Listed entries |
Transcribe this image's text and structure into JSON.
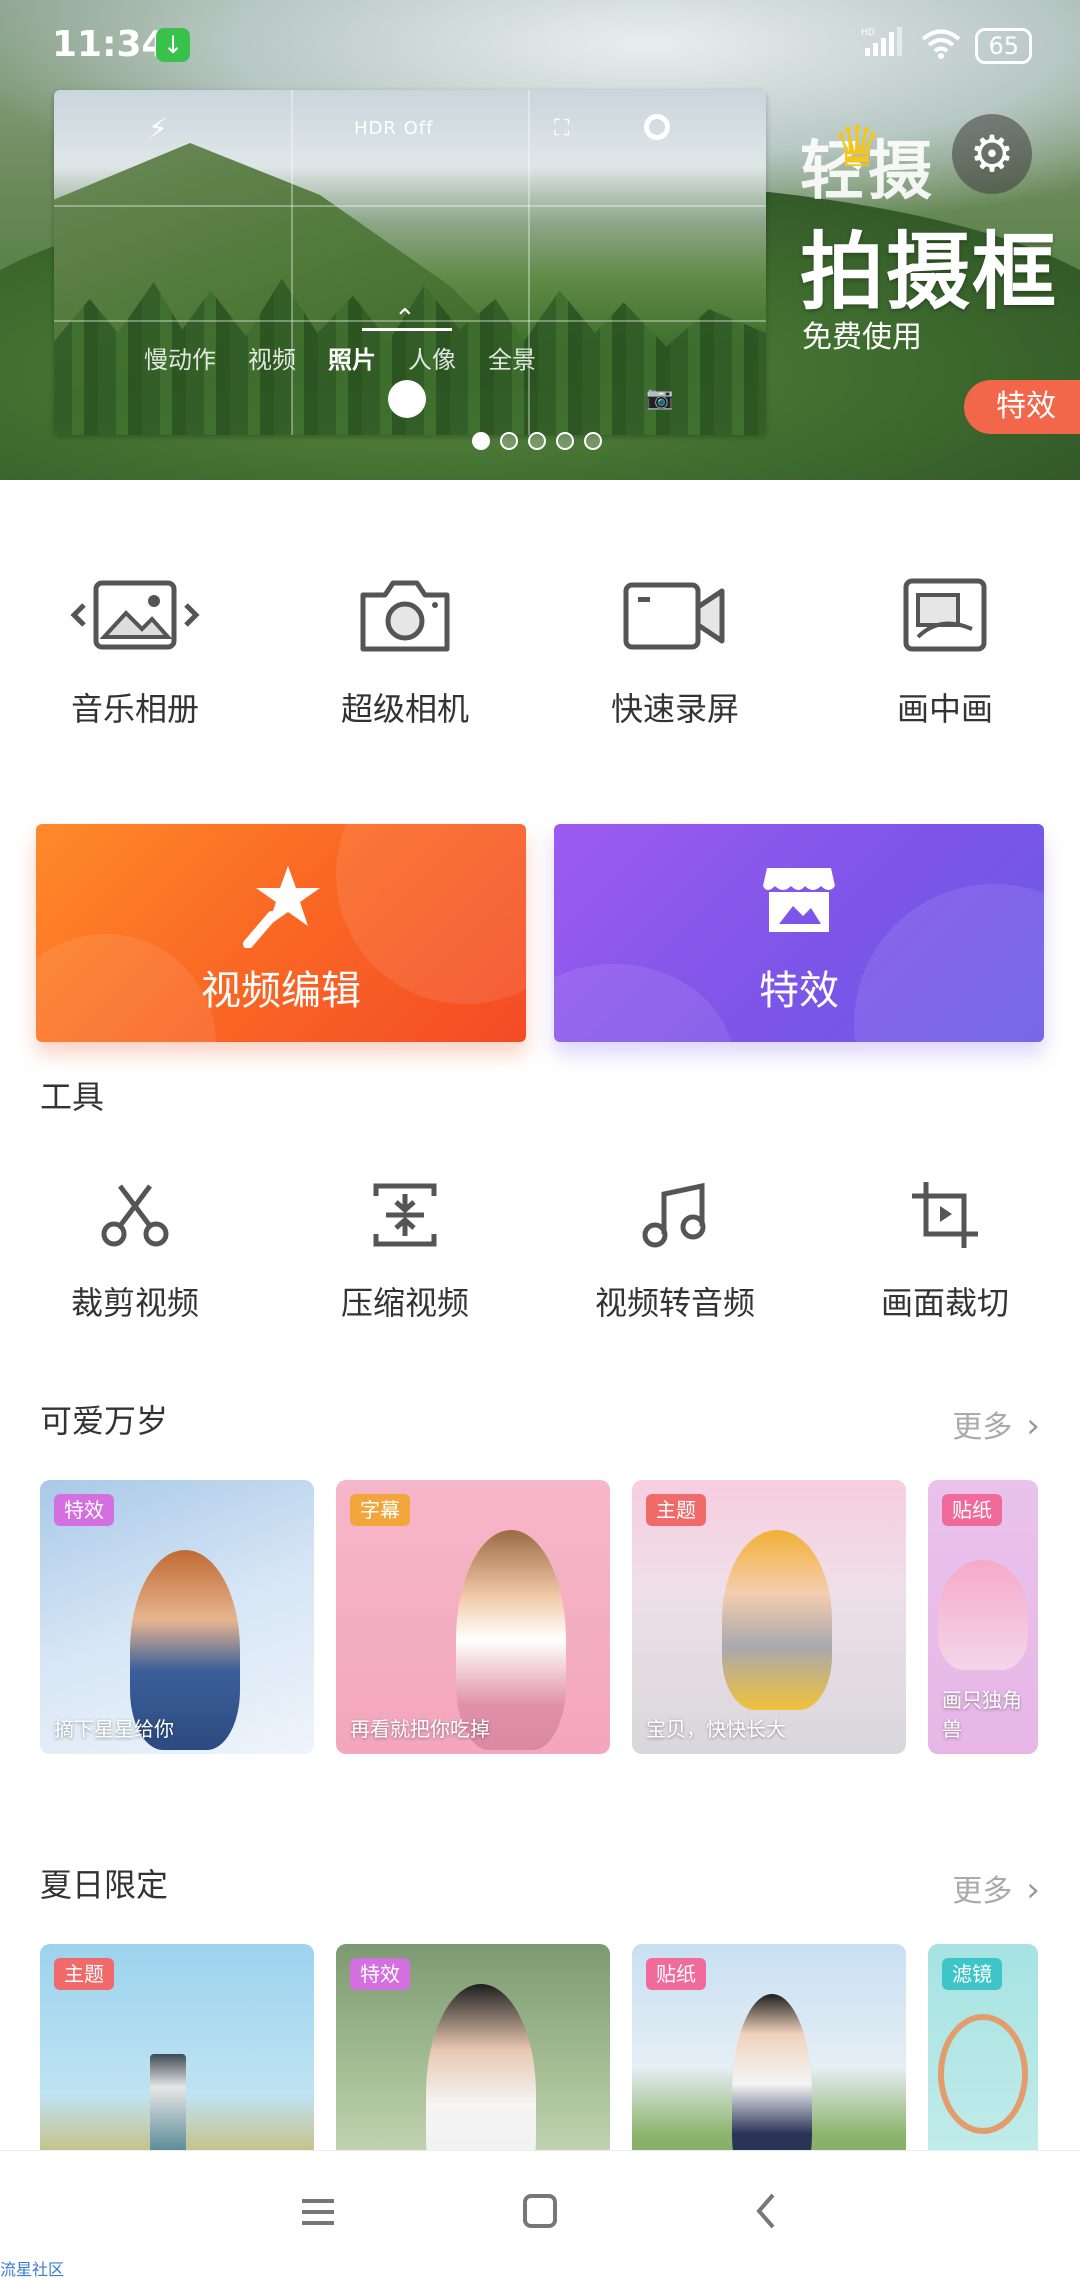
{
  "status": {
    "time": "11:34",
    "battery": "65",
    "signal": "HD"
  },
  "banner": {
    "camera": {
      "hdr": "HDR Off",
      "modes": [
        "慢动作",
        "视频",
        "照片",
        "人像",
        "全景"
      ],
      "active_mode": "照片"
    },
    "promo_sub": "轻摄",
    "promo_title": "拍摄框",
    "promo_free": "免费使用",
    "promo_tag": "特效",
    "dots_count": 5,
    "active_dot": 0
  },
  "quick_actions": [
    {
      "label": "音乐相册",
      "icon": "music-album-icon"
    },
    {
      "label": "超级相机",
      "icon": "camera-icon"
    },
    {
      "label": "快速录屏",
      "icon": "screen-record-icon"
    },
    {
      "label": "画中画",
      "icon": "picture-in-picture-icon"
    }
  ],
  "big_cards": [
    {
      "label": "视频编辑",
      "icon": "magic-wand-icon",
      "color": "#f5612a"
    },
    {
      "label": "特效",
      "icon": "effects-store-icon",
      "color": "#7d55e8"
    }
  ],
  "tools": {
    "title": "工具",
    "items": [
      {
        "label": "裁剪视频",
        "icon": "scissors-icon"
      },
      {
        "label": "压缩视频",
        "icon": "compress-icon"
      },
      {
        "label": "视频转音频",
        "icon": "music-note-icon"
      },
      {
        "label": "画面裁切",
        "icon": "crop-icon"
      }
    ]
  },
  "section1": {
    "title": "可爱万岁",
    "more": "更多",
    "items": [
      {
        "tag": "特效",
        "tag_color": "#d46fe0",
        "caption": "摘下星星给你"
      },
      {
        "tag": "字幕",
        "tag_color": "#f2a53a",
        "caption": "再看就把你吃掉"
      },
      {
        "tag": "主题",
        "tag_color": "#f06a6a",
        "caption": "宝贝，快快长大"
      },
      {
        "tag": "贴纸",
        "tag_color": "#f06a9a",
        "caption": "画只独角兽"
      }
    ]
  },
  "section2": {
    "title": "夏日限定",
    "more": "更多",
    "items": [
      {
        "tag": "主题",
        "tag_color": "#f06a6a",
        "caption": ""
      },
      {
        "tag": "特效",
        "tag_color": "#d46fe0",
        "caption": ""
      },
      {
        "tag": "贴纸",
        "tag_color": "#f06a9a",
        "caption": ""
      },
      {
        "tag": "滤镜",
        "tag_color": "#3fc4c9",
        "caption": ""
      }
    ]
  },
  "watermark": "流星社区"
}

Exercise task | Copy the records above exactly, omitting every picture.

Expected answer |
Transcribe this image's text and structure into JSON.
{
  "status": {
    "time": "11:34",
    "battery": "65",
    "signal": "HD"
  },
  "banner": {
    "camera": {
      "hdr": "HDR Off",
      "modes": [
        "慢动作",
        "视频",
        "照片",
        "人像",
        "全景"
      ],
      "active_mode": "照片"
    },
    "promo_sub": "轻摄",
    "promo_title": "拍摄框",
    "promo_free": "免费使用",
    "promo_tag": "特效",
    "dots_count": 5,
    "active_dot": 0
  },
  "quick_actions": [
    {
      "label": "音乐相册",
      "icon": "music-album-icon"
    },
    {
      "label": "超级相机",
      "icon": "camera-icon"
    },
    {
      "label": "快速录屏",
      "icon": "screen-record-icon"
    },
    {
      "label": "画中画",
      "icon": "picture-in-picture-icon"
    }
  ],
  "big_cards": [
    {
      "label": "视频编辑",
      "icon": "magic-wand-icon",
      "color": "#f5612a"
    },
    {
      "label": "特效",
      "icon": "effects-store-icon",
      "color": "#7d55e8"
    }
  ],
  "tools": {
    "title": "工具",
    "items": [
      {
        "label": "裁剪视频",
        "icon": "scissors-icon"
      },
      {
        "label": "压缩视频",
        "icon": "compress-icon"
      },
      {
        "label": "视频转音频",
        "icon": "music-note-icon"
      },
      {
        "label": "画面裁切",
        "icon": "crop-icon"
      }
    ]
  },
  "section1": {
    "title": "可爱万岁",
    "more": "更多",
    "items": [
      {
        "tag": "特效",
        "tag_color": "#d46fe0",
        "caption": "摘下星星给你"
      },
      {
        "tag": "字幕",
        "tag_color": "#f2a53a",
        "caption": "再看就把你吃掉"
      },
      {
        "tag": "主题",
        "tag_color": "#f06a6a",
        "caption": "宝贝，快快长大"
      },
      {
        "tag": "贴纸",
        "tag_color": "#f06a9a",
        "caption": "画只独角兽"
      }
    ]
  },
  "section2": {
    "title": "夏日限定",
    "more": "更多",
    "items": [
      {
        "tag": "主题",
        "tag_color": "#f06a6a",
        "caption": ""
      },
      {
        "tag": "特效",
        "tag_color": "#d46fe0",
        "caption": ""
      },
      {
        "tag": "贴纸",
        "tag_color": "#f06a9a",
        "caption": ""
      },
      {
        "tag": "滤镜",
        "tag_color": "#3fc4c9",
        "caption": ""
      }
    ]
  },
  "watermark": "流星社区"
}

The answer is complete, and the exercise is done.